#### EXERCISE OBJECTIVE
Please determine how many lines of the material include the word "JSON", and respond with nothing but that number.

#### RECORD LIST
(begin)

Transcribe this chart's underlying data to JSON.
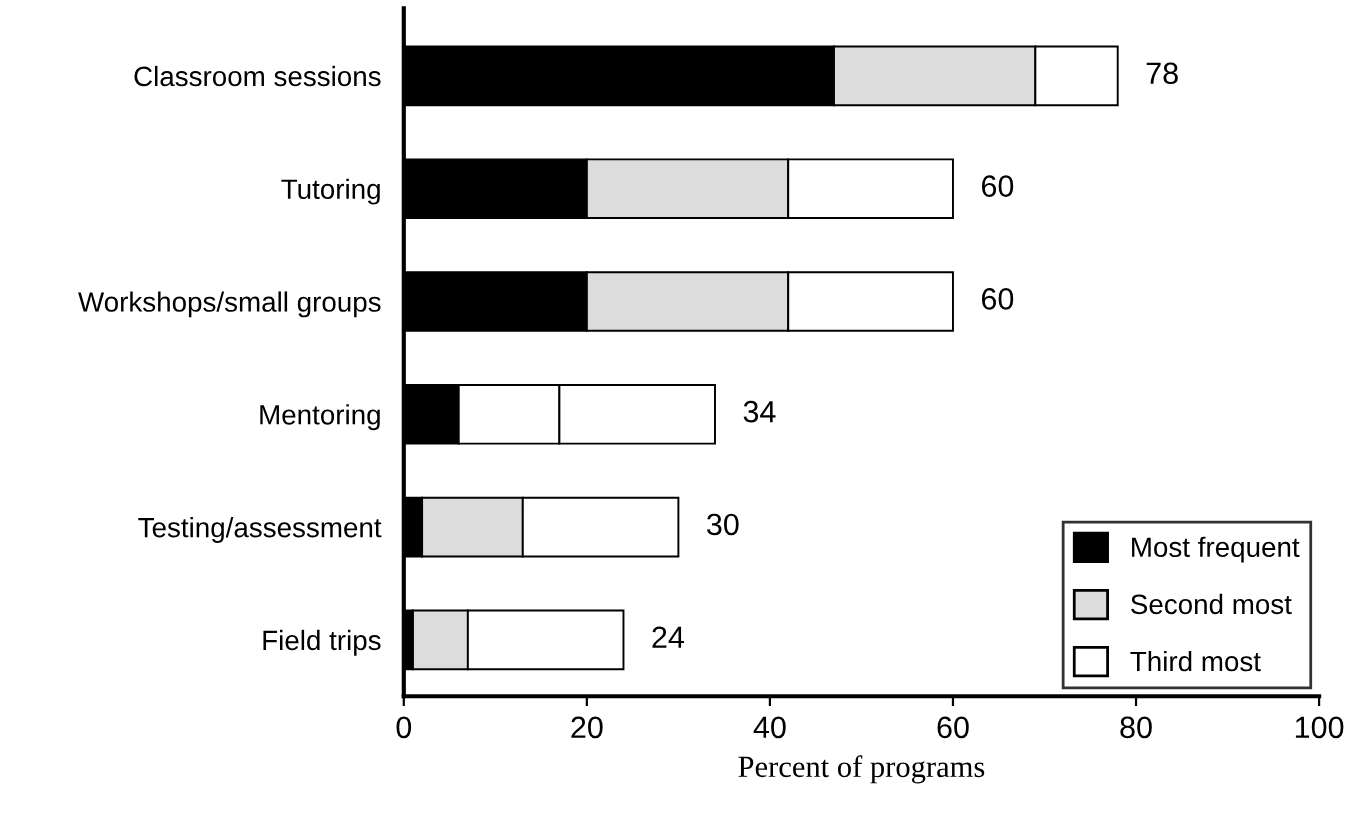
{
  "chart_data": {
    "type": "bar",
    "orientation": "horizontal",
    "stacked": true,
    "xlabel": "Percent of programs",
    "categories": [
      "Classroom sessions",
      "Tutoring",
      "Workshops/small groups",
      "Mentoring",
      "Testing/assessment",
      "Field trips"
    ],
    "series": [
      {
        "name": "Most frequent",
        "color": "#000000",
        "values": [
          47,
          20,
          20,
          6,
          2,
          1
        ]
      },
      {
        "name": "Second most",
        "color": "#dcdcdc",
        "colors": [
          "#dcdcdc",
          "#dcdcdc",
          "#dcdcdc",
          "#ffffff",
          "#dcdcdc",
          "#dcdcdc"
        ],
        "values": [
          22,
          22,
          22,
          11,
          11,
          6
        ]
      },
      {
        "name": "Third most",
        "color": "#ffffff",
        "values": [
          9,
          18,
          18,
          17,
          17,
          17
        ]
      }
    ],
    "totals": [
      "78",
      "60",
      "60",
      "34",
      "30",
      "24"
    ],
    "xlim": [
      0,
      100
    ],
    "xticks": [
      0,
      20,
      40,
      60,
      80,
      100
    ],
    "grid": false,
    "legend": "bottom right"
  }
}
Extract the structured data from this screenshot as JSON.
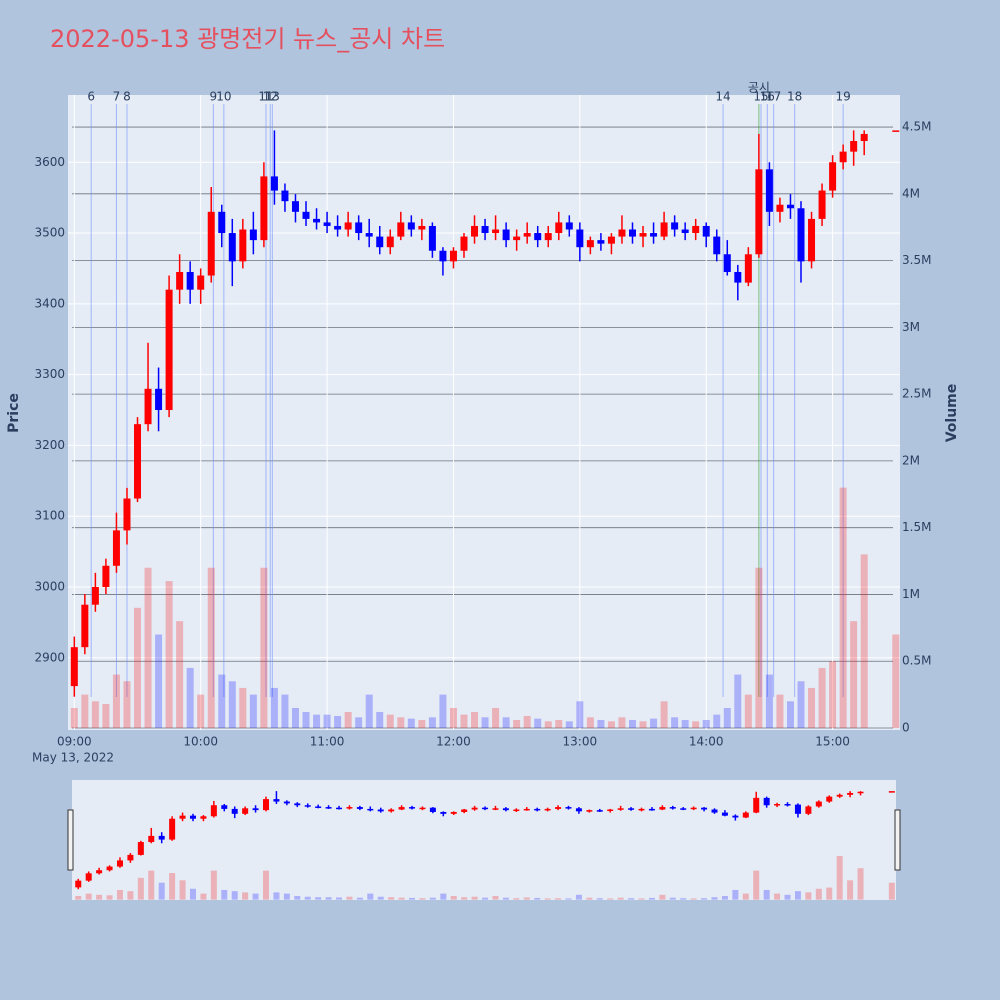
{
  "chart_data": {
    "type": "candlestick",
    "title": "2022-05-13 광명전기 뉴스_공시 차트",
    "y_label": "Price",
    "y2_label": "Volume",
    "x_date_label": "May 13, 2022",
    "increasing_color": "#ff0000",
    "decreasing_color": "#0000ff",
    "grid": true,
    "xlim": [
      "2022-05-13 08:57",
      "2022-05-13 15:32"
    ],
    "xticks": [
      {
        "value": "2022-05-13 09:00",
        "label": "09:00"
      },
      {
        "value": "2022-05-13 10:00",
        "label": "10:00"
      },
      {
        "value": "2022-05-13 11:00",
        "label": "11:00"
      },
      {
        "value": "2022-05-13 12:00",
        "label": "12:00"
      },
      {
        "value": "2022-05-13 13:00",
        "label": "13:00"
      },
      {
        "value": "2022-05-13 14:00",
        "label": "14:00"
      },
      {
        "value": "2022-05-13 15:00",
        "label": "15:00"
      }
    ],
    "ylim": [
      2798,
      3695
    ],
    "yticks": [
      2900,
      3000,
      3100,
      3200,
      3300,
      3400,
      3500,
      3600
    ],
    "y2lim": [
      -15000,
      4740000
    ],
    "y2ticks": [
      0,
      {
        "value": 500000,
        "label": "0.5M"
      },
      {
        "value": 1000000,
        "label": "1M"
      },
      {
        "value": 1500000,
        "label": "1.5M"
      },
      {
        "value": 2000000,
        "label": "2M"
      },
      {
        "value": 2500000,
        "label": "2.5M"
      },
      {
        "value": 3000000,
        "label": "3M"
      },
      {
        "value": 3500000,
        "label": "3.5M"
      },
      {
        "value": 4000000,
        "label": "4M"
      },
      {
        "value": 4500000,
        "label": "4.5M"
      }
    ],
    "news": [
      {
        "label": "6",
        "x": "2022-05-13 09:08"
      },
      {
        "label": "7",
        "x": "2022-05-13 09:20"
      },
      {
        "label": "8",
        "x": "2022-05-13 09:25"
      },
      {
        "label": "9",
        "x": "2022-05-13 10:06"
      },
      {
        "label": "10",
        "x": "2022-05-13 10:11"
      },
      {
        "label": "11",
        "x": "2022-05-13 10:31"
      },
      {
        "label": "12",
        "x": "2022-05-13 10:33"
      },
      {
        "label": "13",
        "x": "2022-05-13 10:34"
      },
      {
        "label": "14",
        "x": "2022-05-13 14:08"
      },
      {
        "label": "15",
        "x": "2022-05-13 14:26"
      },
      {
        "label": "16",
        "x": "2022-05-13 14:29"
      },
      {
        "label": "17",
        "x": "2022-05-13 14:32"
      },
      {
        "label": "18",
        "x": "2022-05-13 14:42"
      },
      {
        "label": "19",
        "x": "2022-05-13 15:05"
      }
    ],
    "disclosures": [
      {
        "label": "공시",
        "x": "2022-05-13 14:25"
      }
    ],
    "x": [
      "2022-05-13 09:00",
      "2022-05-13 09:05",
      "2022-05-13 09:10",
      "2022-05-13 09:15",
      "2022-05-13 09:20",
      "2022-05-13 09:25",
      "2022-05-13 09:30",
      "2022-05-13 09:35",
      "2022-05-13 09:40",
      "2022-05-13 09:45",
      "2022-05-13 09:50",
      "2022-05-13 09:55",
      "2022-05-13 10:00",
      "2022-05-13 10:05",
      "2022-05-13 10:10",
      "2022-05-13 10:15",
      "2022-05-13 10:20",
      "2022-05-13 10:25",
      "2022-05-13 10:30",
      "2022-05-13 10:35",
      "2022-05-13 10:40",
      "2022-05-13 10:45",
      "2022-05-13 10:50",
      "2022-05-13 10:55",
      "2022-05-13 11:00",
      "2022-05-13 11:05",
      "2022-05-13 11:10",
      "2022-05-13 11:15",
      "2022-05-13 11:20",
      "2022-05-13 11:25",
      "2022-05-13 11:30",
      "2022-05-13 11:35",
      "2022-05-13 11:40",
      "2022-05-13 11:45",
      "2022-05-13 11:50",
      "2022-05-13 11:55",
      "2022-05-13 12:00",
      "2022-05-13 12:05",
      "2022-05-13 12:10",
      "2022-05-13 12:15",
      "2022-05-13 12:20",
      "2022-05-13 12:25",
      "2022-05-13 12:30",
      "2022-05-13 12:35",
      "2022-05-13 12:40",
      "2022-05-13 12:45",
      "2022-05-13 12:50",
      "2022-05-13 12:55",
      "2022-05-13 13:00",
      "2022-05-13 13:05",
      "2022-05-13 13:10",
      "2022-05-13 13:15",
      "2022-05-13 13:20",
      "2022-05-13 13:25",
      "2022-05-13 13:30",
      "2022-05-13 13:35",
      "2022-05-13 13:40",
      "2022-05-13 13:45",
      "2022-05-13 13:50",
      "2022-05-13 13:55",
      "2022-05-13 14:00",
      "2022-05-13 14:05",
      "2022-05-13 14:10",
      "2022-05-13 14:15",
      "2022-05-13 14:20",
      "2022-05-13 14:25",
      "2022-05-13 14:30",
      "2022-05-13 14:35",
      "2022-05-13 14:40",
      "2022-05-13 14:45",
      "2022-05-13 14:50",
      "2022-05-13 14:55",
      "2022-05-13 15:00",
      "2022-05-13 15:05",
      "2022-05-13 15:10",
      "2022-05-13 15:15",
      "2022-05-13 15:30"
    ],
    "open": [
      2860,
      2915,
      2975,
      3000,
      3030,
      3080,
      3125,
      3230,
      3280,
      3250,
      3420,
      3445,
      3420,
      3440,
      3530,
      3500,
      3460,
      3505,
      3490,
      3580,
      3560,
      3545,
      3530,
      3520,
      3515,
      3510,
      3505,
      3515,
      3500,
      3495,
      3480,
      3495,
      3515,
      3505,
      3510,
      3475,
      3460,
      3475,
      3495,
      3510,
      3500,
      3505,
      3490,
      3495,
      3500,
      3490,
      3500,
      3515,
      3505,
      3480,
      3490,
      3485,
      3495,
      3505,
      3495,
      3500,
      3495,
      3515,
      3505,
      3500,
      3510,
      3495,
      3470,
      3445,
      3430,
      3470,
      3590,
      3530,
      3540,
      3535,
      3460,
      3520,
      3560,
      3600,
      3615,
      3630,
      3645
    ],
    "high": [
      2930,
      2990,
      3020,
      3040,
      3105,
      3140,
      3240,
      3345,
      3310,
      3440,
      3470,
      3460,
      3450,
      3565,
      3540,
      3520,
      3520,
      3530,
      3600,
      3645,
      3570,
      3555,
      3545,
      3535,
      3530,
      3525,
      3530,
      3525,
      3520,
      3510,
      3505,
      3530,
      3525,
      3520,
      3515,
      3480,
      3480,
      3500,
      3525,
      3520,
      3525,
      3515,
      3505,
      3515,
      3510,
      3510,
      3530,
      3525,
      3515,
      3495,
      3500,
      3500,
      3525,
      3515,
      3510,
      3515,
      3530,
      3525,
      3515,
      3520,
      3515,
      3505,
      3490,
      3455,
      3480,
      3640,
      3600,
      3550,
      3555,
      3545,
      3530,
      3570,
      3610,
      3625,
      3645,
      3645,
      3645
    ],
    "low": [
      2845,
      2905,
      2965,
      2990,
      3020,
      3060,
      3120,
      3220,
      3220,
      3240,
      3400,
      3400,
      3400,
      3430,
      3480,
      3425,
      3450,
      3470,
      3480,
      3540,
      3530,
      3515,
      3510,
      3505,
      3500,
      3495,
      3495,
      3490,
      3480,
      3470,
      3470,
      3490,
      3495,
      3490,
      3465,
      3440,
      3450,
      3465,
      3485,
      3490,
      3490,
      3480,
      3475,
      3485,
      3480,
      3480,
      3490,
      3495,
      3460,
      3470,
      3475,
      3470,
      3485,
      3485,
      3480,
      3485,
      3490,
      3495,
      3490,
      3490,
      3480,
      3460,
      3440,
      3405,
      3425,
      3465,
      3510,
      3515,
      3520,
      3430,
      3450,
      3510,
      3550,
      3590,
      3595,
      3610,
      3645
    ],
    "close": [
      2915,
      2975,
      3000,
      3030,
      3080,
      3125,
      3230,
      3280,
      3250,
      3420,
      3445,
      3420,
      3440,
      3530,
      3500,
      3460,
      3505,
      3490,
      3580,
      3560,
      3545,
      3530,
      3520,
      3515,
      3510,
      3505,
      3515,
      3500,
      3495,
      3480,
      3495,
      3515,
      3505,
      3510,
      3475,
      3460,
      3475,
      3495,
      3510,
      3500,
      3505,
      3490,
      3495,
      3500,
      3490,
      3500,
      3515,
      3505,
      3480,
      3490,
      3485,
      3495,
      3505,
      3495,
      3500,
      3495,
      3515,
      3505,
      3500,
      3510,
      3495,
      3470,
      3445,
      3430,
      3470,
      3590,
      3530,
      3540,
      3535,
      3460,
      3520,
      3560,
      3600,
      3615,
      3630,
      3640,
      3645
    ],
    "volume": [
      150000,
      250000,
      200000,
      180000,
      400000,
      350000,
      900000,
      1200000,
      700000,
      1100000,
      800000,
      450000,
      250000,
      1200000,
      400000,
      350000,
      300000,
      250000,
      1200000,
      300000,
      250000,
      150000,
      120000,
      100000,
      100000,
      90000,
      120000,
      80000,
      250000,
      120000,
      100000,
      80000,
      70000,
      60000,
      80000,
      250000,
      150000,
      100000,
      120000,
      80000,
      150000,
      80000,
      60000,
      90000,
      70000,
      50000,
      60000,
      50000,
      200000,
      80000,
      60000,
      50000,
      80000,
      60000,
      50000,
      70000,
      200000,
      80000,
      60000,
      50000,
      60000,
      100000,
      150000,
      400000,
      250000,
      1200000,
      400000,
      250000,
      200000,
      350000,
      300000,
      450000,
      500000,
      1800000,
      800000,
      1300000,
      700000
    ]
  }
}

(end)

#### SOLUTION TO THIS EXERCISE
2